>> Start THE RECORDS
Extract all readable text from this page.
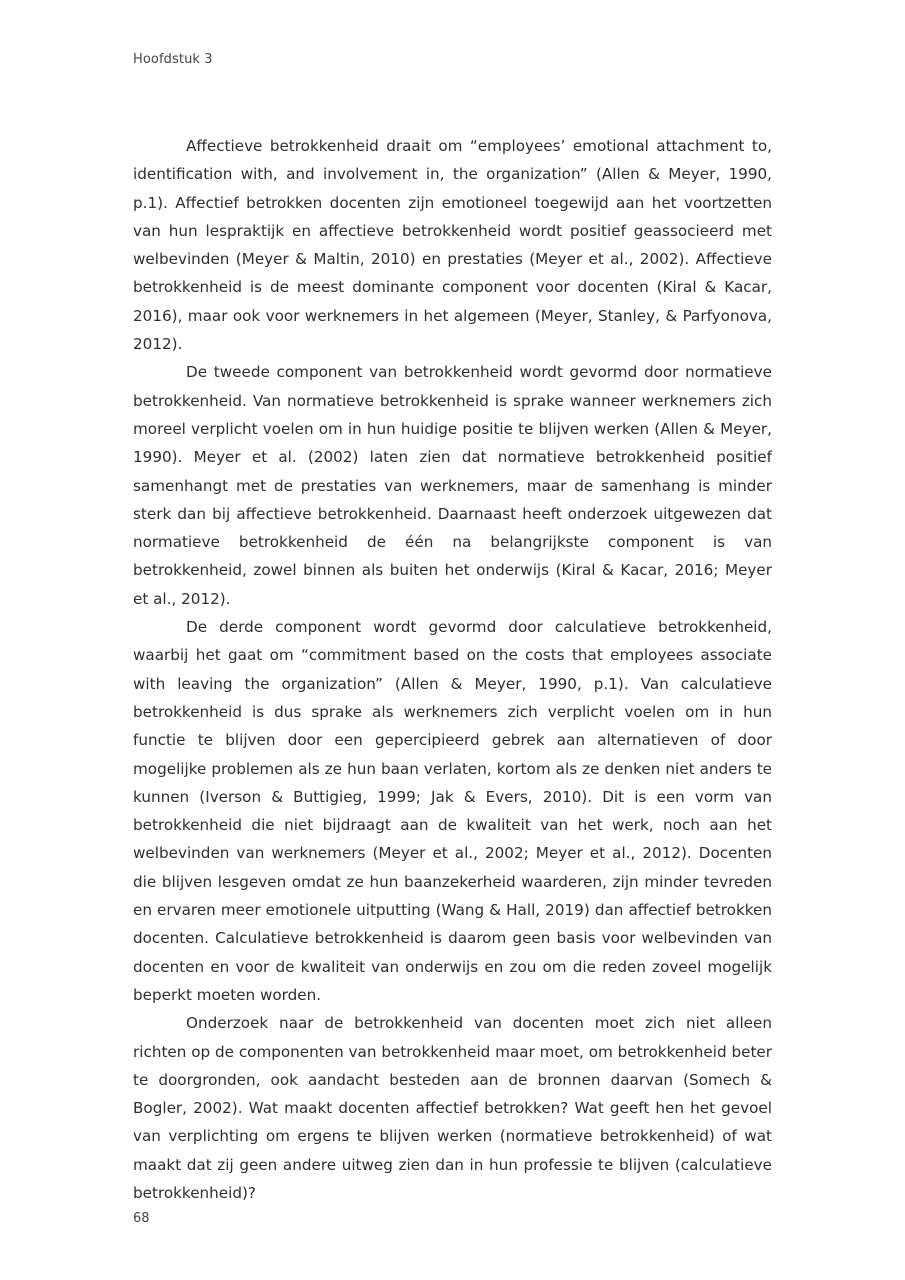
Hoofdstuk 3

Affectieve betrokkenheid draait om “employees’ emotional attachment to, identification with, and involvement in, the organization” (Allen & Meyer, 1990, p.1). Affectief betrokken docenten zijn emotioneel toegewijd aan het voortzetten van hun lespraktijk en affectieve betrokkenheid wordt positief geassocieerd met welbevinden (Meyer & Maltin, 2010) en prestaties (Meyer et al., 2002). Affectieve betrokkenheid is de meest dominante component voor docenten (Kiral & Kacar, 2016), maar ook voor werknemers in het algemeen (Meyer, Stanley, & Parfyonova, 2012).

De tweede component van betrokkenheid wordt gevormd door normatieve betrokkenheid. Van normatieve betrokkenheid is sprake wanneer werknemers zich moreel verplicht voelen om in hun huidige positie te blijven werken (Allen & Meyer, 1990). Meyer et al. (2002) laten zien dat normatieve betrokkenheid positief samenhangt met de prestaties van werknemers, maar de samenhang is minder sterk dan bij affectieve betrokkenheid. Daarnaast heeft onderzoek uitgewezen dat normatieve betrokkenheid de één na belangrijkste component is van betrokkenheid, zowel binnen als buiten het onderwijs (Kiral & Kacar, 2016; Meyer et al., 2012).

De derde component wordt gevormd door calculatieve betrokkenheid, waarbij het gaat om “commitment based on the costs that employees associate with leaving the organization” (Allen & Meyer, 1990, p.1). Van calculatieve betrokkenheid is dus sprake als werknemers zich verplicht voelen om in hun functie te blijven door een gepercipieerd gebrek aan alternatieven of door mogelijke problemen als ze hun baan verlaten, kortom als ze denken niet anders te kunnen (Iverson & Buttigieg, 1999; Jak & Evers, 2010). Dit is een vorm van betrokkenheid die niet bijdraagt aan de kwaliteit van het werk, noch aan het welbevinden van werknemers (Meyer et al., 2002; Meyer et al., 2012). Docenten die blijven lesgeven omdat ze hun baanzekerheid waarderen, zijn minder tevreden en ervaren meer emotionele uitputting (Wang & Hall, 2019) dan affectief betrokken docenten. Calculatieve betrokkenheid is daarom geen basis voor welbevinden van docenten en voor de kwaliteit van onderwijs en zou om die reden zoveel mogelijk beperkt moeten worden.

Onderzoek naar de betrokkenheid van docenten moet zich niet alleen richten op de componenten van betrokkenheid maar moet, om betrokkenheid beter te doorgronden, ook aandacht besteden aan de bronnen daarvan (Somech & Bogler, 2002). Wat maakt docenten affectief betrokken? Wat geeft hen het gevoel van verplichting om ergens te blijven werken (normatieve betrokkenheid) of wat maakt dat zij geen andere uitweg zien dan in hun professie te blijven (calculatieve betrokkenheid)?

68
>> End THE RECORDS
THE EXERCISE:
Quote every line of the records above exactly; no picture is to be copied.

TASK OUTPUT:
Extract all readable text from this page.
Hoofdstuk 3

Affectieve betrokkenheid draait om “employees’ emotional attachment to, identification with, and involvement in, the organization” (Allen & Meyer, 1990, p.1). Affectief betrokken docenten zijn emotioneel toegewijd aan het voortzetten van hun lespraktijk en affectieve betrokkenheid wordt positief geassocieerd met welbevinden (Meyer & Maltin, 2010) en prestaties (Meyer et al., 2002). Affectieve betrokkenheid is de meest dominante component voor docenten (Kiral & Kacar, 2016), maar ook voor werknemers in het algemeen (Meyer, Stanley, & Parfyonova, 2012).

De tweede component van betrokkenheid wordt gevormd door normatieve betrokkenheid. Van normatieve betrokkenheid is sprake wanneer werknemers zich moreel verplicht voelen om in hun huidige positie te blijven werken (Allen & Meyer, 1990). Meyer et al. (2002) laten zien dat normatieve betrokkenheid positief samenhangt met de prestaties van werknemers, maar de samenhang is minder sterk dan bij affectieve betrokkenheid. Daarnaast heeft onderzoek uitgewezen dat normatieve betrokkenheid de één na belangrijkste component is van betrokkenheid, zowel binnen als buiten het onderwijs (Kiral & Kacar, 2016; Meyer et al., 2012).

De derde component wordt gevormd door calculatieve betrokkenheid, waarbij het gaat om “commitment based on the costs that employees associate with leaving the organization” (Allen & Meyer, 1990, p.1). Van calculatieve betrokkenheid is dus sprake als werknemers zich verplicht voelen om in hun functie te blijven door een gepercipieerd gebrek aan alternatieven of door mogelijke problemen als ze hun baan verlaten, kortom als ze denken niet anders te kunnen (Iverson & Buttigieg, 1999; Jak & Evers, 2010). Dit is een vorm van betrokkenheid die niet bijdraagt aan de kwaliteit van het werk, noch aan het welbevinden van werknemers (Meyer et al., 2002; Meyer et al., 2012). Docenten die blijven lesgeven omdat ze hun baanzekerheid waarderen, zijn minder tevreden en ervaren meer emotionele uitputting (Wang & Hall, 2019) dan affectief betrokken docenten. Calculatieve betrokkenheid is daarom geen basis voor welbevinden van docenten en voor de kwaliteit van onderwijs en zou om die reden zoveel mogelijk beperkt moeten worden.

Onderzoek naar de betrokkenheid van docenten moet zich niet alleen richten op de componenten van betrokkenheid maar moet, om betrokkenheid beter te doorgronden, ook aandacht besteden aan de bronnen daarvan (Somech & Bogler, 2002). Wat maakt docenten affectief betrokken? Wat geeft hen het gevoel van verplichting om ergens te blijven werken (normatieve betrokkenheid) of wat maakt dat zij geen andere uitweg zien dan in hun professie te blijven (calculatieve betrokkenheid)?

68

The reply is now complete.